Requirement
Return the lines where the word "menyebabkan" occurs.

Given records

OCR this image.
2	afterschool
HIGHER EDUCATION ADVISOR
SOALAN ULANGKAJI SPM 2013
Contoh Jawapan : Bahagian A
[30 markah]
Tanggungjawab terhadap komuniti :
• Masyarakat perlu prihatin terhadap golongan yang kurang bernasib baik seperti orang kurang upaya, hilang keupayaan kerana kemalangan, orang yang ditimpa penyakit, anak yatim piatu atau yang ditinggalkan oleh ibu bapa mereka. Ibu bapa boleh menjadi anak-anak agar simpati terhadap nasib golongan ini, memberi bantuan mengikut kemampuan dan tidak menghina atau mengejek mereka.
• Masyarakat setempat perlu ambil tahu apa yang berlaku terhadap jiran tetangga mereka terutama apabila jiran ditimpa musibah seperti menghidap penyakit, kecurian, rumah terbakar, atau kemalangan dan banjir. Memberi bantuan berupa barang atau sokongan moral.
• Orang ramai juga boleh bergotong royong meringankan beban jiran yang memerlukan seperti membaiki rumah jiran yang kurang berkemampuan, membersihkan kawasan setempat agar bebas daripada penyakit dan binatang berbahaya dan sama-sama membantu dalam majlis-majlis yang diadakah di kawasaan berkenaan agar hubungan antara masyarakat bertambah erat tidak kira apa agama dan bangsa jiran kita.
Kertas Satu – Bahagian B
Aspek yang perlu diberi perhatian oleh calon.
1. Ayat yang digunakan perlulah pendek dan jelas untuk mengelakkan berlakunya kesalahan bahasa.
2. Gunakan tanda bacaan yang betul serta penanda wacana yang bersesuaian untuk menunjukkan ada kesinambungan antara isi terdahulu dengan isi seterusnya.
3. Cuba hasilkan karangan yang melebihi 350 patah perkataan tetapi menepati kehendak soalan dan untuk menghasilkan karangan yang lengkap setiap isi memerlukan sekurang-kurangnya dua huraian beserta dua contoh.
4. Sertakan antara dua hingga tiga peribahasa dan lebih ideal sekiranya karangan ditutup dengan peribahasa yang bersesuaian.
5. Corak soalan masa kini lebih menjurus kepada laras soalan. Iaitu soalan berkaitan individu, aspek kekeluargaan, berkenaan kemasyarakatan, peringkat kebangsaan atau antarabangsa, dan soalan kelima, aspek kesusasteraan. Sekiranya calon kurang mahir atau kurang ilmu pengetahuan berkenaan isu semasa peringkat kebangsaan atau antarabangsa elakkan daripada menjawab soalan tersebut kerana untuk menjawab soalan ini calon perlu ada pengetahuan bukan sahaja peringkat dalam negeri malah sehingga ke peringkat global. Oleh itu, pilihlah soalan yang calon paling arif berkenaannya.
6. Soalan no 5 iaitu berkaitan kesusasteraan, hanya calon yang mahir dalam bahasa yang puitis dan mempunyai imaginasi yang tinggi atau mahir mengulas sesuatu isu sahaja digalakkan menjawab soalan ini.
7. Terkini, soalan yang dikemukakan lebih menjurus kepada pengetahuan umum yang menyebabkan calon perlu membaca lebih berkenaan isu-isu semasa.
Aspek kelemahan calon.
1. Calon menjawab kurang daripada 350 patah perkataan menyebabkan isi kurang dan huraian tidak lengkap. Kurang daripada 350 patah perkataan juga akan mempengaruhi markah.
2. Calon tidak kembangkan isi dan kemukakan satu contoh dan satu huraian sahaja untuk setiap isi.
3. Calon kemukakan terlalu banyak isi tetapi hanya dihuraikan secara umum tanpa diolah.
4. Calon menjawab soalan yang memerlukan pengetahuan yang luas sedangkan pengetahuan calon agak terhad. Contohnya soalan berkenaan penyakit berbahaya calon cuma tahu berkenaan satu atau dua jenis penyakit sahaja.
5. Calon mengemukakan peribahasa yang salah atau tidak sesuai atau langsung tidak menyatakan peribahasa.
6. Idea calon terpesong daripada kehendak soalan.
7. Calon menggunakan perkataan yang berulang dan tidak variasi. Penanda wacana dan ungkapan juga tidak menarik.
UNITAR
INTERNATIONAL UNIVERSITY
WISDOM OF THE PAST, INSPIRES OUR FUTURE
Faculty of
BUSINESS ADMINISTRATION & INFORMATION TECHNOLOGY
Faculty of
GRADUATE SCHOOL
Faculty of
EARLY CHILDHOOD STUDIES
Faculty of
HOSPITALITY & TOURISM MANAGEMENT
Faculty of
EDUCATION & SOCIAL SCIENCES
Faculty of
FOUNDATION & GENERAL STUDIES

Exercise answer
7. Terkini, soalan yang dikemukakan lebih menjurus kepada pengetahuan umum yang menyebabkan calon perlu membaca lebih berkenaan isu-isu semasa.
1. Calon menjawab kurang daripada 350 patah perkataan menyebabkan isi kurang dan huraian tidak lengkap. Kurang daripada 350 patah perkataan juga akan mempengaruhi markah.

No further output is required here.